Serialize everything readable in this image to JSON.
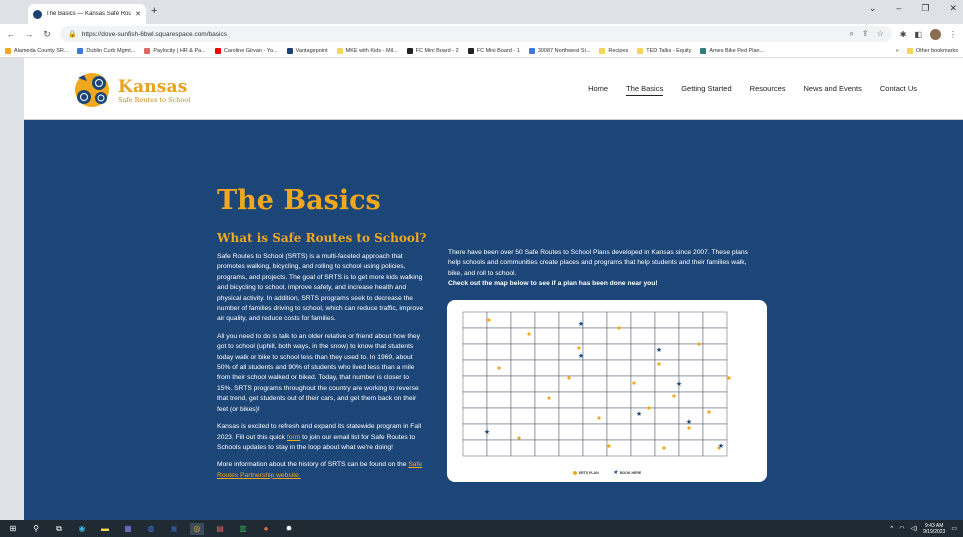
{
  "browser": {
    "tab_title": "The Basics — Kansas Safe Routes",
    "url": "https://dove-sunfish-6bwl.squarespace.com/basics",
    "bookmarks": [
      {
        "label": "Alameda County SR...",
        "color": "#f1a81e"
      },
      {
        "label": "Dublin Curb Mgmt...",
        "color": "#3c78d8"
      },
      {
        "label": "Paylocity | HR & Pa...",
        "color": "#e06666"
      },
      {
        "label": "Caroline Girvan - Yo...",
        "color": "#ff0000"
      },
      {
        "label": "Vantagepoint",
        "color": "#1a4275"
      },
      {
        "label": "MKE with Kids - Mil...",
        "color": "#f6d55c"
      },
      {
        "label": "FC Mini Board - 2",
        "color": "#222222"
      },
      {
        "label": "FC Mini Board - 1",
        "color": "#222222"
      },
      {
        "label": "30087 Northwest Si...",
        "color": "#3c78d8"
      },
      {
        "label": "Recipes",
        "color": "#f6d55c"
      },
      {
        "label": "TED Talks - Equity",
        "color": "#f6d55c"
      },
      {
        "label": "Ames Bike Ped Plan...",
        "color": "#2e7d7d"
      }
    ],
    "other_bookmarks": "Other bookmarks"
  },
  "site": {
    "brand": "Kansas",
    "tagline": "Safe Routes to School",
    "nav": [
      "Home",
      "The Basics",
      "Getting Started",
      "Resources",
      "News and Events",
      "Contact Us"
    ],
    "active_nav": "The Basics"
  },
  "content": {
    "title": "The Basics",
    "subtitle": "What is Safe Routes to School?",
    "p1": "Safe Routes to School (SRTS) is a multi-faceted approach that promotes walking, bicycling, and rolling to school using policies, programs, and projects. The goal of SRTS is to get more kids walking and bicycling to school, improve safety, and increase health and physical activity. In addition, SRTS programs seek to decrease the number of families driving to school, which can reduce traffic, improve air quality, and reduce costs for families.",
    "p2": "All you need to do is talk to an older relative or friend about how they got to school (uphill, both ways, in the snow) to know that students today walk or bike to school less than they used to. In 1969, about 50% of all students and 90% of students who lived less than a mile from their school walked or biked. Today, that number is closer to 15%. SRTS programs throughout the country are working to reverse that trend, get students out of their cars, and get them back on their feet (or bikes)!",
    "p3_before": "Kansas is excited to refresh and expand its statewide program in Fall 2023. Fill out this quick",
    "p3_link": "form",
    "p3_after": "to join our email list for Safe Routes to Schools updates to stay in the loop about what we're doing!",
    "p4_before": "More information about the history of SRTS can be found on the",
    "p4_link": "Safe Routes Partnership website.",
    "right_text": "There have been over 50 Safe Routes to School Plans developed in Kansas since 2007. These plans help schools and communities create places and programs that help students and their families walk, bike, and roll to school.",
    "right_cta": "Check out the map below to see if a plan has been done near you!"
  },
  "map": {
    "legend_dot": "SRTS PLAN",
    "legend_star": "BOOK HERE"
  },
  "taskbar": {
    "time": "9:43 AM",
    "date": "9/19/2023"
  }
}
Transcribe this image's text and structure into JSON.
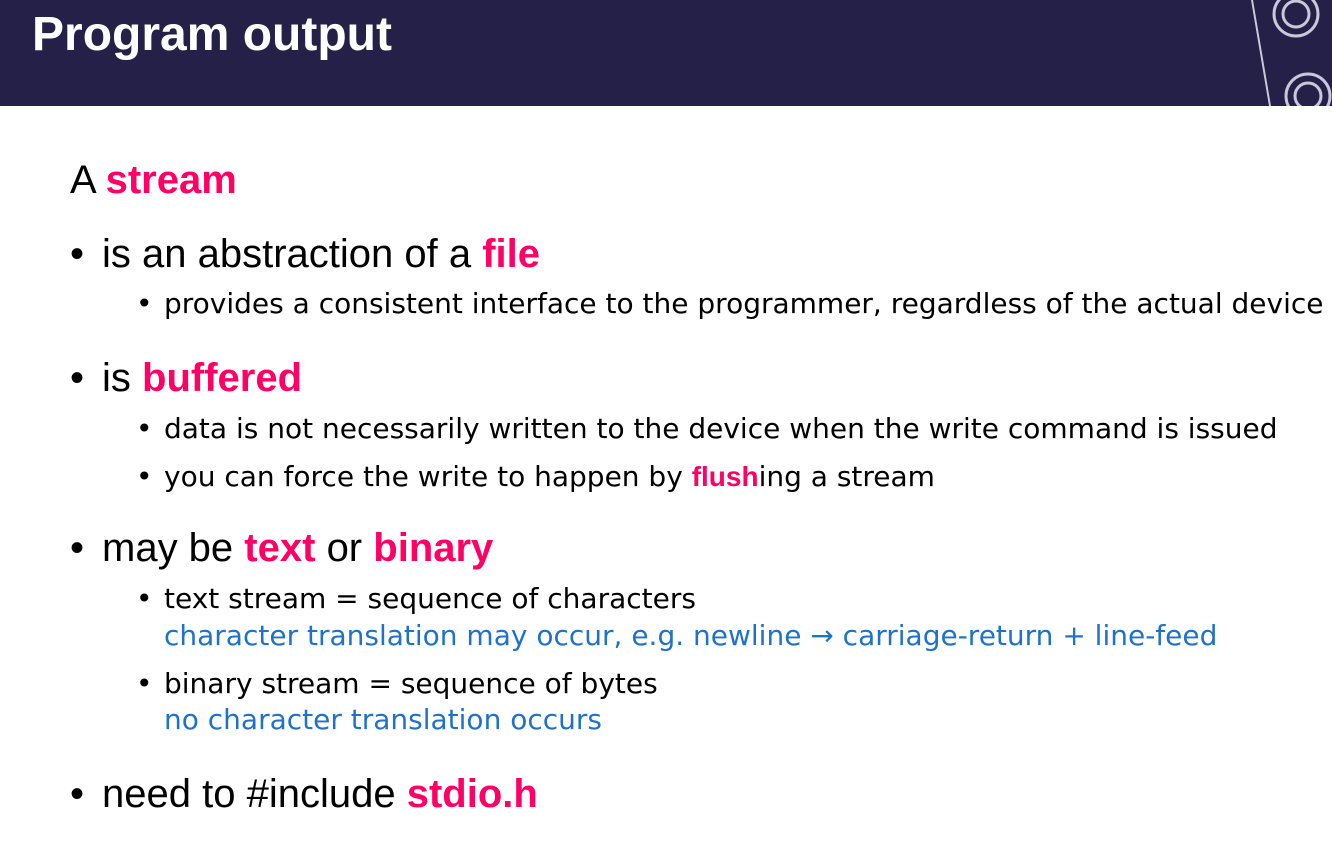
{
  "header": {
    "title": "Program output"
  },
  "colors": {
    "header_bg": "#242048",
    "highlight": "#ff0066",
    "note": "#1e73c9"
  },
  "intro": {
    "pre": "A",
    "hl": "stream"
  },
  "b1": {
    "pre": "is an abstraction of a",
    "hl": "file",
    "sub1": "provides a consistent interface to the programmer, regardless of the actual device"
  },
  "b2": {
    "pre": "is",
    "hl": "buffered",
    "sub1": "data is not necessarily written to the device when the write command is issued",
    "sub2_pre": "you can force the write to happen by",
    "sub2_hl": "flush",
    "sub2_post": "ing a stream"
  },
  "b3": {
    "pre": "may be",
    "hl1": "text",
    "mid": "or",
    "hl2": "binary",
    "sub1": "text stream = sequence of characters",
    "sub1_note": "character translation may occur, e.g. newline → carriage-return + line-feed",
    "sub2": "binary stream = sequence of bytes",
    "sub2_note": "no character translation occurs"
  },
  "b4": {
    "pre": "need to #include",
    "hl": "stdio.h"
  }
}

▸ WHAT IS NEEDED:
Every line should be retyped exactly, with the pictures omitted.

▸ SOLVED PROBLEM:
Serialize everything readable in this image to JSON.
{
  "browser": {
    "tab_title": "The Basics — Kansas Safe Routes",
    "url": "https://dove-sunfish-6bwl.squarespace.com/basics",
    "bookmarks": [
      {
        "label": "Alameda County SR...",
        "color": "#f1a81e"
      },
      {
        "label": "Dublin Curb Mgmt...",
        "color": "#3c78d8"
      },
      {
        "label": "Paylocity | HR & Pa...",
        "color": "#e06666"
      },
      {
        "label": "Caroline Girvan - Yo...",
        "color": "#ff0000"
      },
      {
        "label": "Vantagepoint",
        "color": "#1a4275"
      },
      {
        "label": "MKE with Kids - Mil...",
        "color": "#f6d55c"
      },
      {
        "label": "FC Mini Board - 2",
        "color": "#222222"
      },
      {
        "label": "FC Mini Board - 1",
        "color": "#222222"
      },
      {
        "label": "30087 Northwest Si...",
        "color": "#3c78d8"
      },
      {
        "label": "Recipes",
        "color": "#f6d55c"
      },
      {
        "label": "TED Talks - Equity",
        "color": "#f6d55c"
      },
      {
        "label": "Ames Bike Ped Plan...",
        "color": "#2e7d7d"
      }
    ],
    "other_bookmarks": "Other bookmarks"
  },
  "site": {
    "brand": "Kansas",
    "tagline": "Safe Routes to School",
    "nav": [
      "Home",
      "The Basics",
      "Getting Started",
      "Resources",
      "News and Events",
      "Contact Us"
    ],
    "active_nav": "The Basics"
  },
  "content": {
    "title": "The Basics",
    "subtitle": "What is Safe Routes to School?",
    "p1": "Safe Routes to School (SRTS) is a multi-faceted approach that promotes walking, bicycling, and rolling to school using policies, programs, and projects. The goal of SRTS is to get more kids walking and bicycling to school, improve safety, and increase health and physical activity. In addition, SRTS programs seek to decrease the number of families driving to school, which can reduce traffic, improve air quality, and reduce costs for families.",
    "p2": "All you need to do is talk to an older relative or friend about how they got to school (uphill, both ways, in the snow) to know that students today walk or bike to school less than they used to. In 1969, about 50% of all students and 90% of students who lived less than a mile from their school walked or biked. Today, that number is closer to 15%. SRTS programs throughout the country are working to reverse that trend, get students out of their cars, and get them back on their feet (or bikes)!",
    "p3_before": "Kansas is excited to refresh and expand its statewide program in Fall 2023. Fill out this quick",
    "p3_link": "form",
    "p3_after": "to join our email list for Safe Routes to Schools updates to stay in the loop about what we're doing!",
    "p4_before": "More information about the history of SRTS can be found on the",
    "p4_link": "Safe Routes Partnership website.",
    "right_text": "There have been over 50 Safe Routes to School Plans developed in Kansas since 2007. These plans help schools and communities create places and programs that help students and their families walk, bike, and roll to school.",
    "right_cta": "Check out the map below to see if a plan has been done near you!"
  },
  "map": {
    "legend_dot": "SRTS PLAN",
    "legend_star": "BOOK HERE"
  },
  "taskbar": {
    "time": "9:43 AM",
    "date": "9/19/2023"
  }
}
Transcribe this image's text and structure into JSON.
{
  "header": {
    "title": "Program output"
  },
  "colors": {
    "header_bg": "#242048",
    "highlight": "#ff0066",
    "note": "#1e73c9"
  },
  "intro": {
    "pre": "A",
    "hl": "stream"
  },
  "b1": {
    "pre": "is an abstraction of a",
    "hl": "file",
    "sub1": "provides a consistent interface to the programmer, regardless of the actual device"
  },
  "b2": {
    "pre": "is",
    "hl": "buffered",
    "sub1": "data is not necessarily written to the device when the write command is issued",
    "sub2_pre": "you can force the write to happen by",
    "sub2_hl": "flush",
    "sub2_post": "ing a stream"
  },
  "b3": {
    "pre": "may be",
    "hl1": "text",
    "mid": "or",
    "hl2": "binary",
    "sub1": "text stream = sequence of characters",
    "sub1_note": "character translation may occur, e.g. newline → carriage-return + line-feed",
    "sub2": "binary stream = sequence of bytes",
    "sub2_note": "no character translation occurs"
  },
  "b4": {
    "pre": "need to #include",
    "hl": "stdio.h"
  }
}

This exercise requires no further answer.